• RECORDS PROVIDED:
--- begin ---

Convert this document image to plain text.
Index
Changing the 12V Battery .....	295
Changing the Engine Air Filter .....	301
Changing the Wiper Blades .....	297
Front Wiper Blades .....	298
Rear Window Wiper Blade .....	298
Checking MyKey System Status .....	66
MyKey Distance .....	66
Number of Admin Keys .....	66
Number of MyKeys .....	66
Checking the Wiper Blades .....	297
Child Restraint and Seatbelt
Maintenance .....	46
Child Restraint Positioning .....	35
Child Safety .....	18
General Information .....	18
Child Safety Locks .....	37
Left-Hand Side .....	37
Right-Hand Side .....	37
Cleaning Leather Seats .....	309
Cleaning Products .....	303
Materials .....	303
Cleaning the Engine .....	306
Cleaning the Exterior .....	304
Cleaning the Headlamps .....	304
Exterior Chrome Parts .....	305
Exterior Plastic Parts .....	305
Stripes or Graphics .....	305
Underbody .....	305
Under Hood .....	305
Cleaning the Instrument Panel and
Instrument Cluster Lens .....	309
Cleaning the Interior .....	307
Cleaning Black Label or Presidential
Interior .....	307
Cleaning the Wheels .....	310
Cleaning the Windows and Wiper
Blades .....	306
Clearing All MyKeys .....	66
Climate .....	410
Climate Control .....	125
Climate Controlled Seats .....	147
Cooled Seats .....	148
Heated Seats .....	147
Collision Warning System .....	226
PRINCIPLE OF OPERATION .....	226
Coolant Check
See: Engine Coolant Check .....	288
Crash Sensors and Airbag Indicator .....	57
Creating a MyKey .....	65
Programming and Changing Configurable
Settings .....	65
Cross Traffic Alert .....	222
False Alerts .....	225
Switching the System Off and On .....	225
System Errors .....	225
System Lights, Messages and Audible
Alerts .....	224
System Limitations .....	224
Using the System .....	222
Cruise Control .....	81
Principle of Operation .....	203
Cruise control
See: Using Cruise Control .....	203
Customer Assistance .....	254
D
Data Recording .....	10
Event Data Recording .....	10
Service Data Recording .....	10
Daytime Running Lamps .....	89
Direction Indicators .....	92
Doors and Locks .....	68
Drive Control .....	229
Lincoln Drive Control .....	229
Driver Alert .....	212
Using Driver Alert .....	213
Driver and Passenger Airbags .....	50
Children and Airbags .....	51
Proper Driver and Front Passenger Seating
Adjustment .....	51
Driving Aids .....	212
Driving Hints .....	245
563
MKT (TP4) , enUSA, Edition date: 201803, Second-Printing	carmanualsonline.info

--- end ---

• WHAT THE TASK ASKS:
Exactly how many lines contain "Checking"? State the number and nothing else.

• TASK RESPONSE:
2